__Available records__

* * *

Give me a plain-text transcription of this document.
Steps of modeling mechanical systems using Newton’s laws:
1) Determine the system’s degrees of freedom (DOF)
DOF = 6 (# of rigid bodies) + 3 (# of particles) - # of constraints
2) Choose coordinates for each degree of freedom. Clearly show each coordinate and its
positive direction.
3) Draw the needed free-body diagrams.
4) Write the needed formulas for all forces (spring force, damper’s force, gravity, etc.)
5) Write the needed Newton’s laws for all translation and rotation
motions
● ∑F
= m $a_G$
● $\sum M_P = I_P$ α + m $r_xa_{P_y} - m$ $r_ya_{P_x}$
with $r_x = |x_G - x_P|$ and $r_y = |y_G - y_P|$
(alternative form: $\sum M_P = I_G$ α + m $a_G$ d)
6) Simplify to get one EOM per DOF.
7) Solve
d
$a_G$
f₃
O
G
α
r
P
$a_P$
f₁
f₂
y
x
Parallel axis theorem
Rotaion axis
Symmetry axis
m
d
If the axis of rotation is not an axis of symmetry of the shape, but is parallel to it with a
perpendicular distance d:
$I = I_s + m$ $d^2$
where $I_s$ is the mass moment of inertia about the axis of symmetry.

* * *

__To do__
Set every line of the listing down word for word.

__Written response__
Give me a plain-text transcription of this document.
Steps of modeling mechanical systems using Newton’s laws:
1) Determine the system’s degrees of freedom (DOF)
DOF = 6 (# of rigid bodies) + 3 (# of particles) - # of constraints
2) Choose coordinates for each degree of freedom. Clearly show each coordinate and its
positive direction.
3) Draw the needed free-body diagrams.
4) Write the needed formulas for all forces (spring force, damper’s force, gravity, etc.)
5) Write the needed Newton’s laws for all translation and rotation
motions
● ∑F
= m $a_G$
● $\sum M_P = I_P$ α + m $r_xa_{P_y} - m$ $r_ya_{P_x}$
with $r_x = |x_G - x_P|$ and $r_y = |y_G - y_P|$
(alternative form: $\sum M_P = I_G$ α + m $a_G$ d)
6) Simplify to get one EOM per DOF.
7) Solve
d
$a_G$
f₃
O
G
α
r
P
$a_P$
f₁
f₂
y
x
Parallel axis theorem
Rotaion axis
Symmetry axis
m
d
If the axis of rotation is not an axis of symmetry of the shape, but is parallel to it with a
perpendicular distance d:
$I = I_s + m$ $d^2$
where $I_s$ is the mass moment of inertia about the axis of symmetry.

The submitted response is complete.